### INSTRUCTION
Turn the lines below into a JSON list of strings, one string per line, leaving out any blank lines.

(Box coordinate listings)
◇ ◇ ◇ ◇ ◇ ◇ ◇
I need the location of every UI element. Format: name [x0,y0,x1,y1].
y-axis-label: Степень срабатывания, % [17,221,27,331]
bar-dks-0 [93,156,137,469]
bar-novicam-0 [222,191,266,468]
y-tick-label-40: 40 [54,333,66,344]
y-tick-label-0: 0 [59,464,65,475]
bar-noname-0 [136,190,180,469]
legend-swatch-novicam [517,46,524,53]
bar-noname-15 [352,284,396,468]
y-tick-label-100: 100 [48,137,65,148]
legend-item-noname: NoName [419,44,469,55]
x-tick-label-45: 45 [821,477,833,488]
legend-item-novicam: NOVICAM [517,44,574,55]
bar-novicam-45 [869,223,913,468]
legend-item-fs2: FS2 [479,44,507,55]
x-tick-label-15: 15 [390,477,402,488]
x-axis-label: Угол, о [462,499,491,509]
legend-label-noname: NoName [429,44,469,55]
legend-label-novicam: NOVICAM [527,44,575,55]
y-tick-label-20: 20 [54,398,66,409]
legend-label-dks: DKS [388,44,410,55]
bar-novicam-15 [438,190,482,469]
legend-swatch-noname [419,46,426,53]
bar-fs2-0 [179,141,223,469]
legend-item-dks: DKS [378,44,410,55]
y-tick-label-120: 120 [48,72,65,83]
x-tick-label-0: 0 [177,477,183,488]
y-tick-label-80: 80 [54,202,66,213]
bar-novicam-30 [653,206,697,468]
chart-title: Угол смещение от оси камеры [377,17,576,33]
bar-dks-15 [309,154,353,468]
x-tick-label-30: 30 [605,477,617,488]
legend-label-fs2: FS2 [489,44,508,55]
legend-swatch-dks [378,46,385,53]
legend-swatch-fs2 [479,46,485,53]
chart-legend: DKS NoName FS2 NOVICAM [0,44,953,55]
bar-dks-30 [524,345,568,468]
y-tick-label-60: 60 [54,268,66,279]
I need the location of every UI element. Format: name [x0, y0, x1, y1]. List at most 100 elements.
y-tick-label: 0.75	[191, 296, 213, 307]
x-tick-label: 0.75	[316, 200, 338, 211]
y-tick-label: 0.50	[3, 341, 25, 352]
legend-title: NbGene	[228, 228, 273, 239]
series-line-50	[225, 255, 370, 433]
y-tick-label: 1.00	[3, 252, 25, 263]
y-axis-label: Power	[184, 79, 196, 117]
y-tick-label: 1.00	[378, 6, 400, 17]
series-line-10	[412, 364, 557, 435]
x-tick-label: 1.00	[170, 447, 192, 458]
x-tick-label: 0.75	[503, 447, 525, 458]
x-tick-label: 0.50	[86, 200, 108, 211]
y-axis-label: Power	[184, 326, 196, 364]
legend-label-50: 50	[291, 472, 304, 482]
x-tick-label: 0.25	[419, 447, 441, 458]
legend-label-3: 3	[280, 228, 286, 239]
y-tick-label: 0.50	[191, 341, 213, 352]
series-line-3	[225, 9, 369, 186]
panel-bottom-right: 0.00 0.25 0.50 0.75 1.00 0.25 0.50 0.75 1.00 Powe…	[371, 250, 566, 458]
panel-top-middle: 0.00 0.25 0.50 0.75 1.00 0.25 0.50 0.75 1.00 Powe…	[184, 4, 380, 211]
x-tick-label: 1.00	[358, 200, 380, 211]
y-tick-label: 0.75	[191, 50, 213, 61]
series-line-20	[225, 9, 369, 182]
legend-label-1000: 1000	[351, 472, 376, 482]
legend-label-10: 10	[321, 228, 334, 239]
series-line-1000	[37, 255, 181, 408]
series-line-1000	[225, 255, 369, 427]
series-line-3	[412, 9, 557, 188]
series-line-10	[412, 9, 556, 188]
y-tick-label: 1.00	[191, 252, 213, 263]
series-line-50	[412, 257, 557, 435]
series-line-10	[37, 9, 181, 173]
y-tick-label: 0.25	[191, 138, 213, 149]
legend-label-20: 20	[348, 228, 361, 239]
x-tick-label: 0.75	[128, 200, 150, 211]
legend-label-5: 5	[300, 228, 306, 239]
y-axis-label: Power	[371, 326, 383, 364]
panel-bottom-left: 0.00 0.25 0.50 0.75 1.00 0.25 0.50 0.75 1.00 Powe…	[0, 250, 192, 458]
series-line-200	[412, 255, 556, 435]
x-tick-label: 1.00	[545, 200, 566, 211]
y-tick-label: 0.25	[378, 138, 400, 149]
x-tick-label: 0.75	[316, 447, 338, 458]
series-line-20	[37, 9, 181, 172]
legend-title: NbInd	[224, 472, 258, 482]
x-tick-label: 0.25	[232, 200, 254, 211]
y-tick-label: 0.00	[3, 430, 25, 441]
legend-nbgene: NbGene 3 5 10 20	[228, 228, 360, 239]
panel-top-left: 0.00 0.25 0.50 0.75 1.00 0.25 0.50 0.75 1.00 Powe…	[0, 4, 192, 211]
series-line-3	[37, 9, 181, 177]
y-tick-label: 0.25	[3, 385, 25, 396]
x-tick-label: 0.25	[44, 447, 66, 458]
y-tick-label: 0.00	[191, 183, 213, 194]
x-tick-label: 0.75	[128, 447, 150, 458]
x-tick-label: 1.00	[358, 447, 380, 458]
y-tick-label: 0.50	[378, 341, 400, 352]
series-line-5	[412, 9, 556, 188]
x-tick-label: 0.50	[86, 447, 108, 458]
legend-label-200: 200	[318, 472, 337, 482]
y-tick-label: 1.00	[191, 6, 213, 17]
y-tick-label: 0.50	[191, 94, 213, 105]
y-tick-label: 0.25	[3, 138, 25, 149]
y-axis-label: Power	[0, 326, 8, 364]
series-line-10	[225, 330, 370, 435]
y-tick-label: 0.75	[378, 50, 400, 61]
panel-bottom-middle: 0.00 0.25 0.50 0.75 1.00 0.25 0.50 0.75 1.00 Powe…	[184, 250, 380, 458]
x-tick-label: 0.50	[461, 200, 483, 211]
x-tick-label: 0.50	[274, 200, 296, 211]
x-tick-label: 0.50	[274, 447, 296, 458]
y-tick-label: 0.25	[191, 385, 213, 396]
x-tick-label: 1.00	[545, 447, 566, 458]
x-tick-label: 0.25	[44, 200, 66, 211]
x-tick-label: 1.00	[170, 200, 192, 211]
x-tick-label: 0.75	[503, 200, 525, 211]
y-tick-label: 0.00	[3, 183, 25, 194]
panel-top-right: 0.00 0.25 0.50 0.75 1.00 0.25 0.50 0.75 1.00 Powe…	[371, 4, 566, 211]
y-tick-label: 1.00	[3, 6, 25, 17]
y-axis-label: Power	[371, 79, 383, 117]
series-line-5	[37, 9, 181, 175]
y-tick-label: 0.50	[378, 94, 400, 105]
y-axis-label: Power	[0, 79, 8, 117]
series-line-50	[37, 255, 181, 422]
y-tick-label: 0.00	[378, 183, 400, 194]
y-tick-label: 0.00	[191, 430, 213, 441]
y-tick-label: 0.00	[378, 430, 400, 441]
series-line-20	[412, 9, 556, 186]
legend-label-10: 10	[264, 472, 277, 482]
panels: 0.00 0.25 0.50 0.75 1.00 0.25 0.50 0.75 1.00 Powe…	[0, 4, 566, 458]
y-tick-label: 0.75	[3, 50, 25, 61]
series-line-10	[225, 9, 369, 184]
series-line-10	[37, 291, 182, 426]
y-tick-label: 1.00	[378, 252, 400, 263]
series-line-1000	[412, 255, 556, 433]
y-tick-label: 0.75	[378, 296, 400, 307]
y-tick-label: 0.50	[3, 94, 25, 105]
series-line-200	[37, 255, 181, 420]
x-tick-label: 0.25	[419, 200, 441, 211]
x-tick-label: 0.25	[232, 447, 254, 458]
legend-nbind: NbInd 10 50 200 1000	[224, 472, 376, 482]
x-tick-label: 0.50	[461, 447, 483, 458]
◇ ◇ ◇ ◇ ◇ ◇ ◇
### THE COMPLETED TASK
[
  "I need the location of every UI element. Format: name [x0,y0,x1,y1].",
  "y-axis-label: Степень срабатывания, % [17,221,27,331]",
  "bar-dks-0 [93,156,137,469]",
  "bar-novicam-0 [222,191,266,468]",
  "y-tick-label-40: 40 [54,333,66,344]",
  "y-tick-label-0: 0 [59,464,65,475]",
  "bar-noname-0 [136,190,180,469]",
  "legend-swatch-novicam [517,46,524,53]",
  "bar-noname-15 [352,284,396,468]",
  "y-tick-label-100: 100 [48,137,65,148]",
  "legend-item-noname: NoName [419,44,469,55]",
  "x-tick-label-45: 45 [821,477,833,488]",
  "legend-item-novicam: NOVICAM [517,44,574,55]",
  "bar-novicam-45 [869,223,913,468]",
  "legend-item-fs2: FS2 [479,44,507,55]",
  "x-tick-label-15: 15 [390,477,402,488]",
  "x-axis-label: Угол, о [462,499,491,509]",
  "legend-label-noname: NoName [429,44,469,55]",
  "legend-label-novicam: NOVICAM [527,44,575,55]",
  "y-tick-label-20: 20 [54,398,66,409]",
  "legend-label-dks: DKS [388,44,410,55]",
  "bar-novicam-15 [438,190,482,469]",
  "legend-swatch-noname [419,46,426,53]",
  "bar-fs2-0 [179,141,223,469]",
  "legend-item-dks: DKS [378,44,410,55]",
  "y-tick-label-120: 120 [48,72,65,83]",
  "x-tick-label-0: 0 [177,477,183,488]",
  "y-tick-label-80: 80 [54,202,66,213]",
  "bar-novicam-30 [653,206,697,468]",
  "chart-title: Угол смещение от оси камеры [377,17,576,33]",
  "bar-dks-15 [309,154,353,468]",
  "x-tick-label-30: 30 [605,477,617,488]",
  "legend-label-fs2: FS2 [489,44,508,55]",
  "legend-swatch-dks [378,46,385,53]",
  "legend-swatch-fs2 [479,46,485,53]",
  "chart-legend: DKS NoName FS2 NOVICAM [0,44,953,55]",
  "bar-dks-30 [524,345,568,468]",
  "y-tick-label-60: 60 [54,268,66,279]",
  "I need the location of every UI element. Format: name [x0, y0, x1, y1]. List at most 100 elements.",
  "y-tick-label: 0.75\t[191, 296, 213, 307]",
  "x-tick-label: 0.75\t[316, 200, 338, 211]",
  "y-tick-label: 0.50\t[3, 341, 25, 352]",
  "legend-title: NbGene\t[228, 228, 273, 239]",
  "series-line-50\t[225, 255, 370, 433]",
  "y-tick-label: 1.00\t[3, 252, 25, 263]",
  "y-axis-label: Power\t[184, 79, 196, 117]",
  "y-tick-label: 1.00\t[378, 6, 400, 17]",
  "series-line-10\t[412, 364, 557, 435]",
  "x-tick-label: 1.00\t[170, 447, 192, 458]",
  "x-tick-label: 0.75\t[503, 447, 525, 458]",
  "x-tick-label: 0.50\t[86, 200, 108, 211]",
  "y-axis-label: Power\t[184, 326, 196, 364]",
  "legend-label-50: 50\t[291, 472, 304, 482]",
  "x-tick-label: 0.25\t[419, 447, 441, 458]",
  "legend-label-3: 3\t[280, 228, 286, 239]",
  "y-tick-label: 0.50\t[191, 341, 213, 352]",
  "series-line-3\t[225, 9, 369, 186]",
  "panel-bottom-right: 0.00 0.25 0.50 0.75 1.00 0.25 0.50 0.75 1.00 Powe…\t[371, 250, 566, 458]",
  "panel-top-middle: 0.00 0.25 0.50 0.75 1.00 0.25 0.50 0.75 1.00 Powe…\t[184, 4, 380, 211]",
  "x-tick-label: 1.00\t[358, 200, 380, 211]",
  "y-tick-label: 0.75\t[191, 50, 213, 61]",
  "series-line-20\t[225, 9, 369, 182]",
  "legend-label-1000: 1000\t[351, 472, 376, 482]",
  "legend-label-10: 10\t[321, 228, 334, 239]",
  "series-line-1000\t[37, 255, 181, 408]",
  "series-line-1000\t[225, 255, 369, 427]",
  "series-line-3\t[412, 9, 557, 188]",
  "series-line-10\t[412, 9, 556, 188]",
  "y-tick-label: 1.00\t[191, 252, 213, 263]",
  "series-line-50\t[412, 257, 557, 435]",
  "series-line-10\t[37, 9, 181, 173]",
  "y-tick-label: 0.25\t[191, 138, 213, 149]",
  "legend-label-20: 20\t[348, 228, 361, 239]",
  "x-tick-label: 0.75\t[128, 200, 150, 211]",
  "legend-label-5: 5\t[300, 228, 306, 239]",
  "y-axis-label: Power\t[371, 326, 383, 364]",
  "panel-bottom-left: 0.00 0.25 0.50 0.75 1.00 0.25 0.50 0.75 1.00 Powe…\t[0, 250, 192, 458]",
  "series-line-200\t[412, 255, 556, 435]",
  "x-tick-label: 1.00\t[545, 200, 566, 211]",
  "y-tick-label: 0.25\t[378, 138, 400, 149]",
  "x-tick-label: 0.75\t[316, 447, 338, 458]",
  "series-line-20\t[37, 9, 181, 172]",
  "legend-title: NbInd\t[224, 472, 258, 482]",
  "x-tick-label: 0.25\t[232, 200, 254, 211]",
  "y-tick-label: 0.00\t[3, 430, 25, 441]",
  "legend-nbgene: NbGene 3 5 10 20\t[228, 228, 360, 239]",
  "panel-top-left: 0.00 0.25 0.50 0.75 1.00 0.25 0.50 0.75 1.00 Powe…\t[0, 4, 192, 211]",
  "series-line-3\t[37, 9, 181, 177]",
  "y-tick-label: 0.25\t[3, 385, 25, 396]",
  "x-tick-label: 0.25\t[44, 447, 66, 458]",
  "y-tick-label: 0.00\t[191, 183, 213, 194]",
  "x-tick-label: 0.75\t[128, 447, 150, 458]",
  "x-tick-label: 1.00\t[358, 447, 380, 458]",
  "y-tick-label: 0.50\t[378, 341, 400, 352]",
  "series-line-5\t[412, 9, 556, 188]",
  "x-tick-label: 0.50\t[86, 447, 108, 458]",
  "legend-label-200: 200\t[318, 472, 337, 482]",
  "y-tick-label: 1.00\t[191, 6, 213, 17]",
  "y-tick-label: 0.50\t[191, 94, 213, 105]",
  "y-tick-label: 0.25\t[3, 138, 25, 149]",
  "y-axis-label: Power\t[0, 326, 8, 364]",
  "series-line-10\t[225, 330, 370, 435]",
  "y-tick-label: 0.75\t[378, 50, 400, 61]",
  "panel-bottom-middle: 0.00 0.25 0.50 0.75 1.00 0.25 0.50 0.75 1.00 Powe…\t[184, 250, 380, 458]",
  "x-tick-label: 0.50\t[461, 200, 483, 211]",
  "x-tick-label: 0.50\t[274, 200, 296, 211]",
  "x-tick-label: 0.50\t[274, 447, 296, 458]",
  "y-tick-label: 0.25\t[191, 385, 213, 396]",
  "x-tick-label: 1.00\t[545, 447, 566, 458]",
  "x-tick-label: 0.25\t[44, 200, 66, 211]",
  "x-tick-label: 1.00\t[170, 200, 192, 211]",
  "x-tick-label: 0.75\t[503, 200, 525, 211]",
  "y-tick-label: 0.00\t[3, 183, 25, 194]",
  "panel-top-right: 0.00 0.25 0.50 0.75 1.00 0.25 0.50 0.75 1.00 Powe…\t[371, 4, 566, 211]",
  "y-tick-label: 1.00\t[3, 6, 25, 17]",
  "y-axis-label: Power\t[371, 79, 383, 117]",
  "series-line-5\t[37, 9, 181, 175]",
  "y-tick-label: 0.50\t[378, 94, 400, 105]",
  "y-axis-label: Power\t[0, 79, 8, 117]",
  "series-line-50\t[37, 255, 181, 422]",
  "y-tick-label: 0.00\t[378, 183, 400, 194]",
  "y-tick-label: 0.00\t[191, 430, 213, 441]",
  "y-tick-label: 0.00\t[378, 430, 400, 441]",
  "series-line-20\t[412, 9, 556, 186]",
  "legend-label-10: 10\t[264, 472, 277, 482]",
  "panels: 0.00 0.25 0.50 0.75 1.00 0.25 0.50 0.75 1.00 Powe…\t[0, 4, 566, 458]",
  "y-tick-label: 0.75\t[3, 50, 25, 61]",
  "series-line-10\t[225, 9, 369, 184]",
  "series-line-10\t[37, 291, 182, 426]",
  "y-tick-label: 1.00\t[378, 252, 400, 263]",
  "series-line-1000\t[412, 255, 556, 433]",
  "y-tick-label: 0.75\t[378, 296, 400, 307]",
  "y-tick-label: 0.50\t[3, 94, 25, 105]",
  "series-line-200\t[37, 255, 181, 420]",
  "x-tick-label: 0.25\t[419, 200, 441, 211]",
  "x-tick-label: 0.25\t[232, 447, 254, 458]",
  "legend-nbind: NbInd 10 50 200 1000\t[224, 472, 376, 482]",
  "x-tick-label: 0.50\t[461, 447, 483, 458]"
]